Rewrite the data below, substituting "Ellipse shape" for every "Circle shape" and leaving everything else unchanged.

[SUPPLIED ENTRIES start]

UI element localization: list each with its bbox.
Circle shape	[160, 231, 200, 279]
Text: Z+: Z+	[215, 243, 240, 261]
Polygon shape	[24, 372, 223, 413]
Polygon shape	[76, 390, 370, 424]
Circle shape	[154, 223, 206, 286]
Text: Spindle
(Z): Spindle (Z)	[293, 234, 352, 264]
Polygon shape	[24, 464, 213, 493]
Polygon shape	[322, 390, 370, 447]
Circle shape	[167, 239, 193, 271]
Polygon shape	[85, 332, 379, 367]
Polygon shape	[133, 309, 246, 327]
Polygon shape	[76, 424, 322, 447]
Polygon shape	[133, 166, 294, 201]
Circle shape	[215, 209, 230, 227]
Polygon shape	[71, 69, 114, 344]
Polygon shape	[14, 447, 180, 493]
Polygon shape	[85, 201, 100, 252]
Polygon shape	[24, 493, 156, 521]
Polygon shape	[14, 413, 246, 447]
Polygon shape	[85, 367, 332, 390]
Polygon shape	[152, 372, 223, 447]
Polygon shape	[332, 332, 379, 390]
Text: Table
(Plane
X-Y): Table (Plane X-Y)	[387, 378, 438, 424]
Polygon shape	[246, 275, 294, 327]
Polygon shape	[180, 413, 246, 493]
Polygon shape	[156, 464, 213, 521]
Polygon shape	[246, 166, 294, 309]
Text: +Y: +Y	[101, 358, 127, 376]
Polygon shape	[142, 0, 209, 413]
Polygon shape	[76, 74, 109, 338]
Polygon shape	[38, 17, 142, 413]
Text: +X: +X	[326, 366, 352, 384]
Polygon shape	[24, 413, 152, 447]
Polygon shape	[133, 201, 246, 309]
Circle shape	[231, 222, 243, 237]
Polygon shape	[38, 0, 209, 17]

[SUPPLIED ENTRIES end]

## FULL OUTPUT
UI element localization: list each with its bbox.
Ellipse shape	[160, 231, 200, 279]
Text: Z+: Z+	[215, 243, 240, 261]
Polygon shape	[24, 372, 223, 413]
Polygon shape	[76, 390, 370, 424]
Ellipse shape	[154, 223, 206, 286]
Text: Spindle
(Z): Spindle (Z)	[293, 234, 352, 264]
Polygon shape	[24, 464, 213, 493]
Polygon shape	[322, 390, 370, 447]
Ellipse shape	[167, 239, 193, 271]
Polygon shape	[85, 332, 379, 367]
Polygon shape	[133, 309, 246, 327]
Polygon shape	[76, 424, 322, 447]
Polygon shape	[133, 166, 294, 201]
Ellipse shape	[215, 209, 230, 227]
Polygon shape	[71, 69, 114, 344]
Polygon shape	[14, 447, 180, 493]
Polygon shape	[85, 201, 100, 252]
Polygon shape	[24, 493, 156, 521]
Polygon shape	[14, 413, 246, 447]
Polygon shape	[85, 367, 332, 390]
Polygon shape	[152, 372, 223, 447]
Polygon shape	[332, 332, 379, 390]
Text: Table
(Plane
X-Y): Table (Plane X-Y)	[387, 378, 438, 424]
Polygon shape	[246, 275, 294, 327]
Polygon shape	[180, 413, 246, 493]
Polygon shape	[156, 464, 213, 521]
Polygon shape	[246, 166, 294, 309]
Text: +Y: +Y	[101, 358, 127, 376]
Polygon shape	[142, 0, 209, 413]
Polygon shape	[76, 74, 109, 338]
Polygon shape	[38, 17, 142, 413]
Text: +X: +X	[326, 366, 352, 384]
Polygon shape	[24, 413, 152, 447]
Polygon shape	[133, 201, 246, 309]
Ellipse shape	[231, 222, 243, 237]
Polygon shape	[38, 0, 209, 17]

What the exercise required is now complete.